Output the data that follows exactly, line for line.

[Records from a collection of figures]
******************************
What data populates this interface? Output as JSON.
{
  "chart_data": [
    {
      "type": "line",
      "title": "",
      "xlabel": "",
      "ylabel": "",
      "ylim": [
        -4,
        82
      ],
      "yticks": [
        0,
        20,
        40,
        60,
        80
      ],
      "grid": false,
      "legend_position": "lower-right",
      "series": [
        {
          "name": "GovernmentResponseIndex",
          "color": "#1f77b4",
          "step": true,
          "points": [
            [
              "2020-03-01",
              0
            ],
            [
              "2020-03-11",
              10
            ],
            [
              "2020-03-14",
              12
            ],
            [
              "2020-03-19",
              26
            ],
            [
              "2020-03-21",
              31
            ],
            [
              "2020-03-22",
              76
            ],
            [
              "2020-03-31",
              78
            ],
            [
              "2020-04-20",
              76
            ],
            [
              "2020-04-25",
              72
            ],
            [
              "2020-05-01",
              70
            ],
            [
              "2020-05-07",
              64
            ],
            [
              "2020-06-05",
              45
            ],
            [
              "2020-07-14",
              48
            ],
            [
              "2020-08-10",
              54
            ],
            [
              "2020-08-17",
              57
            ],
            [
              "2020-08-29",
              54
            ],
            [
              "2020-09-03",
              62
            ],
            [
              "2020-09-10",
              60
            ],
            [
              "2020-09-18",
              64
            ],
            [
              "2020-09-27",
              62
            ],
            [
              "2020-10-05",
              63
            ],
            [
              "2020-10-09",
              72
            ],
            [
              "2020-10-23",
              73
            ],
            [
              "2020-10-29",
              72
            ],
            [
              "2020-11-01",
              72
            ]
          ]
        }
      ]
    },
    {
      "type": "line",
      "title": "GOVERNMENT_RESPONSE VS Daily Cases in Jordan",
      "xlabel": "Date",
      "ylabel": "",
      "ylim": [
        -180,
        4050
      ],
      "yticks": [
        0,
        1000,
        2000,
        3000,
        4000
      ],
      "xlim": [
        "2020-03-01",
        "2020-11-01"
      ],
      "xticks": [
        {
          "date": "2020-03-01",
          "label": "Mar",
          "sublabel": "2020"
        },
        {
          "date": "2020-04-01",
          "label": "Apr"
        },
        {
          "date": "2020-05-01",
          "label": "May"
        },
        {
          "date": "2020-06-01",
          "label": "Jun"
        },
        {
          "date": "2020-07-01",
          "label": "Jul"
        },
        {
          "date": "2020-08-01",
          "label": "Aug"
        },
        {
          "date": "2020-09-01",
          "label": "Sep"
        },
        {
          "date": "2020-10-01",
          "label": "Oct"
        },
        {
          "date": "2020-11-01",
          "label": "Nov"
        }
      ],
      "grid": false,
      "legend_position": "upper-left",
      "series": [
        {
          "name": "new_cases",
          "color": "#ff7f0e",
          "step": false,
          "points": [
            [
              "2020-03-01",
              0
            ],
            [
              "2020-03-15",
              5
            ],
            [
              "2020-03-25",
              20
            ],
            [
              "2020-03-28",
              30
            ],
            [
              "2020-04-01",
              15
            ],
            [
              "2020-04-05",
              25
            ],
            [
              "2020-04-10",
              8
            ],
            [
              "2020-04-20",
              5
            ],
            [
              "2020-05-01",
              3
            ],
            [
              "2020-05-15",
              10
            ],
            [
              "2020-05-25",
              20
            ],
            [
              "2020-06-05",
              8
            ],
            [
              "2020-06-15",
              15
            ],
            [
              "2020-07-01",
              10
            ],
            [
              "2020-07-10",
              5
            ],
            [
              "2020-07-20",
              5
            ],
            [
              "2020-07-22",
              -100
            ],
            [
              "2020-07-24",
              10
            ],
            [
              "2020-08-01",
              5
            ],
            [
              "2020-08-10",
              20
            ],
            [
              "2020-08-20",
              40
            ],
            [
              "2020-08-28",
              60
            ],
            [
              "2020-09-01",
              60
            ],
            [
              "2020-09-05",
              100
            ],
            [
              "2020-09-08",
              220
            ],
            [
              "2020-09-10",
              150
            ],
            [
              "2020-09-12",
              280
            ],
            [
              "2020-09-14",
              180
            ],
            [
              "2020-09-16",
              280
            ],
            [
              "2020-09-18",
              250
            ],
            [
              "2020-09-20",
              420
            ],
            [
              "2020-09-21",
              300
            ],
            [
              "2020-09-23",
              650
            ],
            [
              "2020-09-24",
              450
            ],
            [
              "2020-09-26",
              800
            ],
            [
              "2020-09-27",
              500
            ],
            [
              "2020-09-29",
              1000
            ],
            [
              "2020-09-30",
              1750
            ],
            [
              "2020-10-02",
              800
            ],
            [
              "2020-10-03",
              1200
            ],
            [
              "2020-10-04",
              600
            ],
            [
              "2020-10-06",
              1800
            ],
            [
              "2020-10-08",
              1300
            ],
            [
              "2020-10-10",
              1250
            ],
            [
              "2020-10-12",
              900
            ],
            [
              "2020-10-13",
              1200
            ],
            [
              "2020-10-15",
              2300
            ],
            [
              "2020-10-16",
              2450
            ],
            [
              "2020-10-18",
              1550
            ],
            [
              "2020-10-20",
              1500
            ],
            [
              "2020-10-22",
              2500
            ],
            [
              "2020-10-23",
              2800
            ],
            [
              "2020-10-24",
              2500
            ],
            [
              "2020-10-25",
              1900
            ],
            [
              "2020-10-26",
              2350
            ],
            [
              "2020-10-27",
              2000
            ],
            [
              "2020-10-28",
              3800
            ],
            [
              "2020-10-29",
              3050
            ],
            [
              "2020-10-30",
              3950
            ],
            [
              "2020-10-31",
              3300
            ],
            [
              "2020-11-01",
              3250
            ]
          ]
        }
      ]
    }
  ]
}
******************************
> [Complete answer]
What data populates this interface? Output as JSON.
{
  "chart_data": [
    {
      "type": "line",
      "title": "",
      "xlabel": "",
      "ylabel": "",
      "ylim": [
        -4,
        82
      ],
      "yticks": [
        0,
        20,
        40,
        60,
        80
      ],
      "grid": false,
      "legend_position": "lower-right",
      "series": [
        {
          "name": "GovernmentResponseIndex",
          "color": "#1f77b4",
          "step": true,
          "points": [
            [
              "2020-03-01",
              0
            ],
            [
              "2020-03-11",
              10
            ],
            [
              "2020-03-14",
              12
            ],
            [
              "2020-03-19",
              26
            ],
            [
              "2020-03-21",
              31
            ],
            [
              "2020-03-22",
              76
            ],
            [
              "2020-03-31",
              78
            ],
            [
              "2020-04-20",
              76
            ],
            [
              "2020-04-25",
              72
            ],
            [
              "2020-05-01",
              70
            ],
            [
              "2020-05-07",
              64
            ],
            [
              "2020-06-05",
              45
            ],
            [
              "2020-07-14",
              48
            ],
            [
              "2020-08-10",
              54
            ],
            [
              "2020-08-17",
              57
            ],
            [
              "2020-08-29",
              54
            ],
            [
              "2020-09-03",
              62
            ],
            [
              "2020-09-10",
              60
            ],
            [
              "2020-09-18",
              64
            ],
            [
              "2020-09-27",
              62
            ],
            [
              "2020-10-05",
              63
            ],
            [
              "2020-10-09",
              72
            ],
            [
              "2020-10-23",
              73
            ],
            [
              "2020-10-29",
              72
            ],
            [
              "2020-11-01",
              72
            ]
          ]
        }
      ]
    },
    {
      "type": "line",
      "title": "GOVERNMENT_RESPONSE VS Daily Cases in Jordan",
      "xlabel": "Date",
      "ylabel": "",
      "ylim": [
        -180,
        4050
      ],
      "yticks": [
        0,
        1000,
        2000,
        3000,
        4000
      ],
      "xlim": [
        "2020-03-01",
        "2020-11-01"
      ],
      "xticks": [
        {
          "date": "2020-03-01",
          "label": "Mar",
          "sublabel": "2020"
        },
        {
          "date": "2020-04-01",
          "label": "Apr"
        },
        {
          "date": "2020-05-01",
          "label": "May"
        },
        {
          "date": "2020-06-01",
          "label": "Jun"
        },
        {
          "date": "2020-07-01",
          "label": "Jul"
        },
        {
          "date": "2020-08-01",
          "label": "Aug"
        },
        {
          "date": "2020-09-01",
          "label": "Sep"
        },
        {
          "date": "2020-10-01",
          "label": "Oct"
        },
        {
          "date": "2020-11-01",
          "label": "Nov"
        }
      ],
      "grid": false,
      "legend_position": "upper-left",
      "series": [
        {
          "name": "new_cases",
          "color": "#ff7f0e",
          "step": false,
          "points": [
            [
              "2020-03-01",
              0
            ],
            [
              "2020-03-15",
              5
            ],
            [
              "2020-03-25",
              20
            ],
            [
              "2020-03-28",
              30
            ],
            [
              "2020-04-01",
              15
            ],
            [
              "2020-04-05",
              25
            ],
            [
              "2020-04-10",
              8
            ],
            [
              "2020-04-20",
              5
            ],
            [
              "2020-05-01",
              3
            ],
            [
              "2020-05-15",
              10
            ],
            [
              "2020-05-25",
              20
            ],
            [
              "2020-06-05",
              8
            ],
            [
              "2020-06-15",
              15
            ],
            [
              "2020-07-01",
              10
            ],
            [
              "2020-07-10",
              5
            ],
            [
              "2020-07-20",
              5
            ],
            [
              "2020-07-22",
              -100
            ],
            [
              "2020-07-24",
              10
            ],
            [
              "2020-08-01",
              5
            ],
            [
              "2020-08-10",
              20
            ],
            [
              "2020-08-20",
              40
            ],
            [
              "2020-08-28",
              60
            ],
            [
              "2020-09-01",
              60
            ],
            [
              "2020-09-05",
              100
            ],
            [
              "2020-09-08",
              220
            ],
            [
              "2020-09-10",
              150
            ],
            [
              "2020-09-12",
              280
            ],
            [
              "2020-09-14",
              180
            ],
            [
              "2020-09-16",
              280
            ],
            [
              "2020-09-18",
              250
            ],
            [
              "2020-09-20",
              420
            ],
            [
              "2020-09-21",
              300
            ],
            [
              "2020-09-23",
              650
            ],
            [
              "2020-09-24",
              450
            ],
            [
              "2020-09-26",
              800
            ],
            [
              "2020-09-27",
              500
            ],
            [
              "2020-09-29",
              1000
            ],
            [
              "2020-09-30",
              1750
            ],
            [
              "2020-10-02",
              800
            ],
            [
              "2020-10-03",
              1200
            ],
            [
              "2020-10-04",
              600
            ],
            [
              "2020-10-06",
              1800
            ],
            [
              "2020-10-08",
              1300
            ],
            [
              "2020-10-10",
              1250
            ],
            [
              "2020-10-12",
              900
            ],
            [
              "2020-10-13",
              1200
            ],
            [
              "2020-10-15",
              2300
            ],
            [
              "2020-10-16",
              2450
            ],
            [
              "2020-10-18",
              1550
            ],
            [
              "2020-10-20",
              1500
            ],
            [
              "2020-10-22",
              2500
            ],
            [
              "2020-10-23",
              2800
            ],
            [
              "2020-10-24",
              2500
            ],
            [
              "2020-10-25",
              1900
            ],
            [
              "2020-10-26",
              2350
            ],
            [
              "2020-10-27",
              2000
            ],
            [
              "2020-10-28",
              3800
            ],
            [
              "2020-10-29",
              3050
            ],
            [
              "2020-10-30",
              3950
            ],
            [
              "2020-10-31",
              3300
            ],
            [
              "2020-11-01",
              3250
            ]
          ]
        }
      ]
    }
  ]
}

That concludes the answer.